What to produce
Copy all the material that follows, keeping every character the same.

Dataset rows

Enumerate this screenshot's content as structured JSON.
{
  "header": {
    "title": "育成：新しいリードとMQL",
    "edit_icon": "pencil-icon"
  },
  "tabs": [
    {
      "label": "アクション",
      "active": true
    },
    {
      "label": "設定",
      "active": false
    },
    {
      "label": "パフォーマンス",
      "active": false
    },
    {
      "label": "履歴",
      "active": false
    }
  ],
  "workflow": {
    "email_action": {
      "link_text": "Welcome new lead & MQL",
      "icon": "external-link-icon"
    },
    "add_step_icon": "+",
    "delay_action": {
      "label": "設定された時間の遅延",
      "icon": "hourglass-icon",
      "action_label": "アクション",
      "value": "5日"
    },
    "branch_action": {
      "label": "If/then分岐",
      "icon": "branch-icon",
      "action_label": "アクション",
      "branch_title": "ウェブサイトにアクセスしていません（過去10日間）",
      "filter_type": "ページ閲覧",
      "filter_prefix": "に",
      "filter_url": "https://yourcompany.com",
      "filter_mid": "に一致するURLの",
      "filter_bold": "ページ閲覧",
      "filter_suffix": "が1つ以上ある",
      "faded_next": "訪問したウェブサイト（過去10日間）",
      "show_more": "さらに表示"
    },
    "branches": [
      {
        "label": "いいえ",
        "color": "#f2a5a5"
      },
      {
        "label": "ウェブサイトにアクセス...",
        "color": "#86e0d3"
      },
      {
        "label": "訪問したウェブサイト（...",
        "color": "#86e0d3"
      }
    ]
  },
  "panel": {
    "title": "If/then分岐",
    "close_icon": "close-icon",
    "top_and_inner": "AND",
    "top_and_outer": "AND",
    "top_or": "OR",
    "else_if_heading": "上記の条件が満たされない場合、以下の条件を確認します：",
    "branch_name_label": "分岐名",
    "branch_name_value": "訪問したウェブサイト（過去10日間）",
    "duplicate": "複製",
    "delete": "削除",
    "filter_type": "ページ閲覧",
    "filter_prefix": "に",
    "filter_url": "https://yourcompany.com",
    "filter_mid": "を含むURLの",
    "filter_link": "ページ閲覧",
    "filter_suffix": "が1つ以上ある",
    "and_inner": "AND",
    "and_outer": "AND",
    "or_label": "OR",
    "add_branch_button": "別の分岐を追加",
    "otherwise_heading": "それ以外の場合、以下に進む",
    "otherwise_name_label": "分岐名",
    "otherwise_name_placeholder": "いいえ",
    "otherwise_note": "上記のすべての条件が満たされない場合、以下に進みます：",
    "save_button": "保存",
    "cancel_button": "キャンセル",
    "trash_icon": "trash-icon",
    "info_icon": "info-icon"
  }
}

Output for this task
Enumerate this screenshot's content as structured JSON.
{
  "header": {
    "title": "育成：新しいリードとMQL",
    "edit_icon": "pencil-icon"
  },
  "tabs": [
    {
      "label": "アクション",
      "active": true
    },
    {
      "label": "設定",
      "active": false
    },
    {
      "label": "パフォーマンス",
      "active": false
    },
    {
      "label": "履歴",
      "active": false
    }
  ],
  "workflow": {
    "email_action": {
      "link_text": "Welcome new lead & MQL",
      "icon": "external-link-icon"
    },
    "add_step_icon": "+",
    "delay_action": {
      "label": "設定された時間の遅延",
      "icon": "hourglass-icon",
      "action_label": "アクション",
      "value": "5日"
    },
    "branch_action": {
      "label": "If/then分岐",
      "icon": "branch-icon",
      "action_label": "アクション",
      "branch_title": "ウェブサイトにアクセスしていません（過去10日間）",
      "filter_type": "ページ閲覧",
      "filter_prefix": "に",
      "filter_url": "https://yourcompany.com",
      "filter_mid": "に一致するURLの",
      "filter_bold": "ページ閲覧",
      "filter_suffix": "が1つ以上ある",
      "faded_next": "訪問したウェブサイト（過去10日間）",
      "show_more": "さらに表示"
    },
    "branches": [
      {
        "label": "いいえ",
        "color": "#f2a5a5"
      },
      {
        "label": "ウェブサイトにアクセス...",
        "color": "#86e0d3"
      },
      {
        "label": "訪問したウェブサイト（...",
        "color": "#86e0d3"
      }
    ]
  },
  "panel": {
    "title": "If/then分岐",
    "close_icon": "close-icon",
    "top_and_inner": "AND",
    "top_and_outer": "AND",
    "top_or": "OR",
    "else_if_heading": "上記の条件が満たされない場合、以下の条件を確認します：",
    "branch_name_label": "分岐名",
    "branch_name_value": "訪問したウェブサイト（過去10日間）",
    "duplicate": "複製",
    "delete": "削除",
    "filter_type": "ページ閲覧",
    "filter_prefix": "に",
    "filter_url": "https://yourcompany.com",
    "filter_mid": "を含むURLの",
    "filter_link": "ページ閲覧",
    "filter_suffix": "が1つ以上ある",
    "and_inner": "AND",
    "and_outer": "AND",
    "or_label": "OR",
    "add_branch_button": "別の分岐を追加",
    "otherwise_heading": "それ以外の場合、以下に進む",
    "otherwise_name_label": "分岐名",
    "otherwise_name_placeholder": "いいえ",
    "otherwise_note": "上記のすべての条件が満たされない場合、以下に進みます：",
    "save_button": "保存",
    "cancel_button": "キャンセル",
    "trash_icon": "trash-icon",
    "info_icon": "info-icon"
  }
}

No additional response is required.